# [REQUIRED ACTION]
Any picture among the records should be left out, please; retype the rest exactly.

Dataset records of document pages
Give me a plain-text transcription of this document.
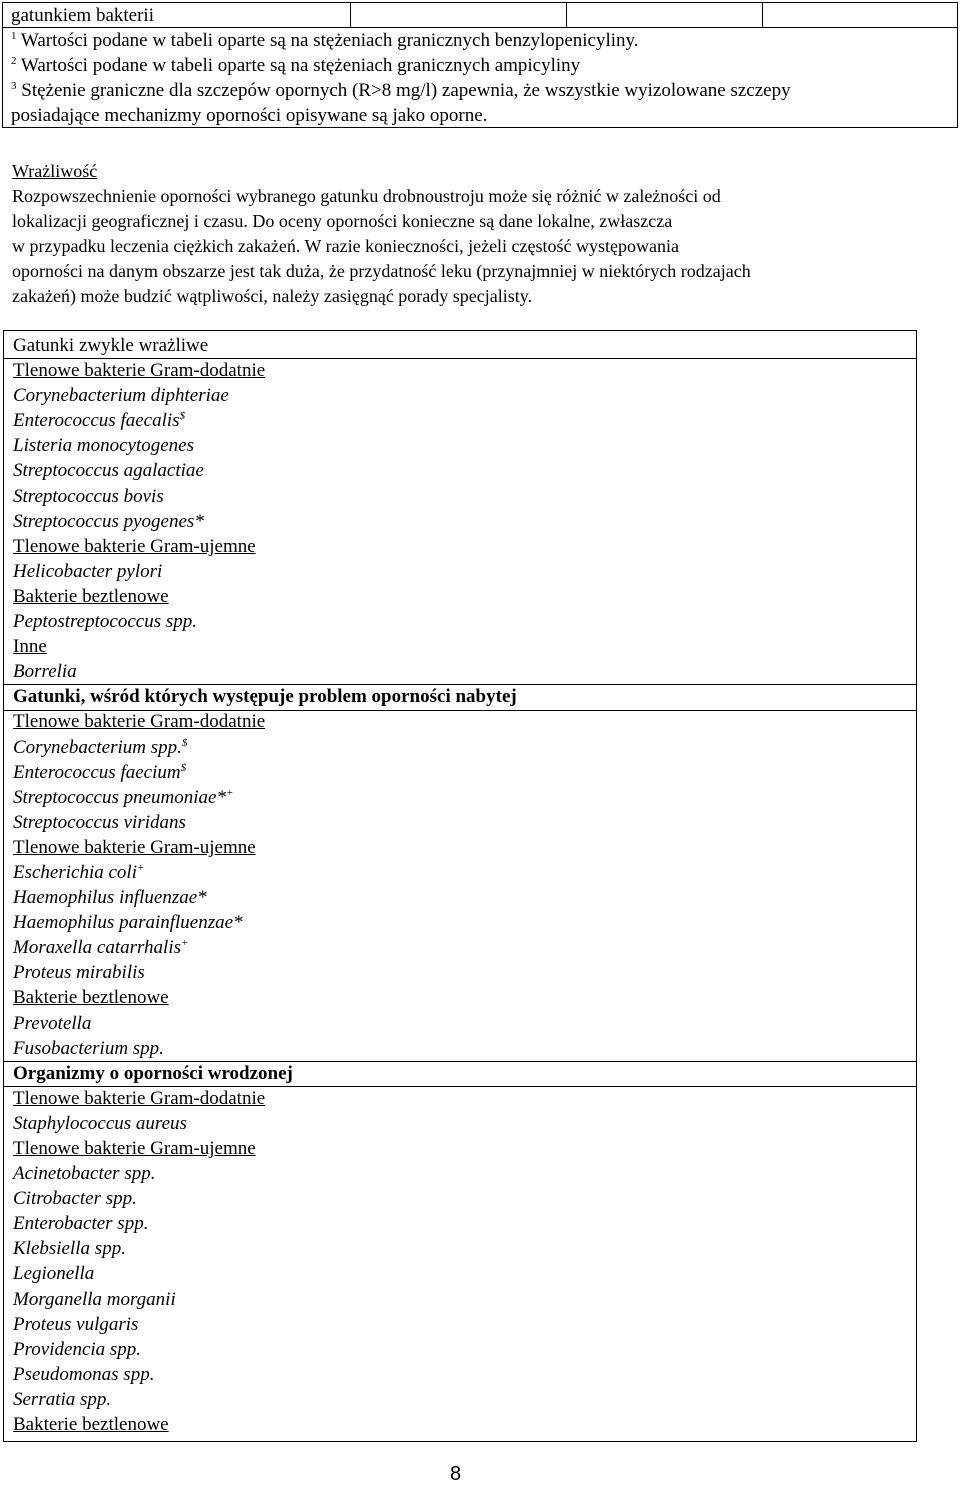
gatunkiem bakterii
$^1$ Wartości podane w tabeli oparte są na stężeniach granicznych benzylopenicyliny.
$^2$ Wartości podane w tabeli oparte są na stężeniach granicznych ampicyliny
$^3$ Stężenie graniczne dla szczepów opornych (R>8 mg/l) zapewnia, że wszystkie wyizolowane szczepy
posiadające mechanizmy oporności opisywane są jako oporne.
Wrażliwość
Rozpowszechnienie oporności wybranego gatunku drobnoustroju może się różnić w zależności od
lokalizacji geograficznej i czasu. Do oceny oporności konieczne są dane lokalne, zwłaszcza
w przypadku leczenia ciężkich zakażeń. W razie konieczności, jeżeli częstość występowania
oporności na danym obszarze jest tak duża, że przydatność leku (przynajmniej w niektórych rodzajach
zakażeń) może budzić wątpliwości, należy zasięgnąć porady specjalisty.
Gatunki zwykle wrażliwe
Tlenowe bakterie Gram-dodatnie
Corynebacterium diphteriae
Enterococcus faecalis$
Listeria monocytogenes
Streptococcus agalactiae
Streptococcus bovis
Streptococcus pyogenes*
Tlenowe bakterie Gram-ujemne
Helicobacter pylori
Bakterie beztlenowe
Peptostreptococcus spp.
Inne
Borrelia
Gatunki, wśród których występuje problem oporności nabytej
Tlenowe bakterie Gram-dodatnie
Corynebacterium spp.$
Enterococcus faecium$
Streptococcus pneumoniae*+
Streptococcus viridans
Tlenowe bakterie Gram-ujemne
Escherichia coli+
Haemophilus influenzae*
Haemophilus parainfluenzae*
Moraxella catarrhalis+
Proteus mirabilis
Bakterie beztlenowe
Prevotella
Fusobacterium spp.
Organizmy o oporności wrodzonej
Tlenowe bakterie Gram-dodatnie
Staphylococcus aureus
Tlenowe bakterie Gram-ujemne
Acinetobacter spp.
Citrobacter spp.
Enterobacter spp.
Klebsiella spp.
Legionella
Morganella morganii
Proteus vulgaris
Providencia spp.
Pseudomonas spp.
Serratia spp.
Bakterie beztlenowe
8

# [COMPLETED TASK]
Give me a plain-text transcription of this document.
gatunkiem bakterii
$^1$ Wartości podane w tabeli oparte są na stężeniach granicznych benzylopenicyliny.
$^2$ Wartości podane w tabeli oparte są na stężeniach granicznych ampicyliny
$^3$ Stężenie graniczne dla szczepów opornych (R>8 mg/l) zapewnia, że wszystkie wyizolowane szczepy
posiadające mechanizmy oporności opisywane są jako oporne.
Wrażliwość
Rozpowszechnienie oporności wybranego gatunku drobnoustroju może się różnić w zależności od
lokalizacji geograficznej i czasu. Do oceny oporności konieczne są dane lokalne, zwłaszcza
w przypadku leczenia ciężkich zakażeń. W razie konieczności, jeżeli częstość występowania
oporności na danym obszarze jest tak duża, że przydatność leku (przynajmniej w niektórych rodzajach
zakażeń) może budzić wątpliwości, należy zasięgnąć porady specjalisty.
Gatunki zwykle wrażliwe
Tlenowe bakterie Gram-dodatnie
Corynebacterium diphteriae
Enterococcus faecalis$
Listeria monocytogenes
Streptococcus agalactiae
Streptococcus bovis
Streptococcus pyogenes*
Tlenowe bakterie Gram-ujemne
Helicobacter pylori
Bakterie beztlenowe
Peptostreptococcus spp.
Inne
Borrelia
Gatunki, wśród których występuje problem oporności nabytej
Tlenowe bakterie Gram-dodatnie
Corynebacterium spp.$
Enterococcus faecium$
Streptococcus pneumoniae*+
Streptococcus viridans
Tlenowe bakterie Gram-ujemne
Escherichia coli+
Haemophilus influenzae*
Haemophilus parainfluenzae*
Moraxella catarrhalis+
Proteus mirabilis
Bakterie beztlenowe
Prevotella
Fusobacterium spp.
Organizmy o oporności wrodzonej
Tlenowe bakterie Gram-dodatnie
Staphylococcus aureus
Tlenowe bakterie Gram-ujemne
Acinetobacter spp.
Citrobacter spp.
Enterobacter spp.
Klebsiella spp.
Legionella
Morganella morganii
Proteus vulgaris
Providencia spp.
Pseudomonas spp.
Serratia spp.
Bakterie beztlenowe
8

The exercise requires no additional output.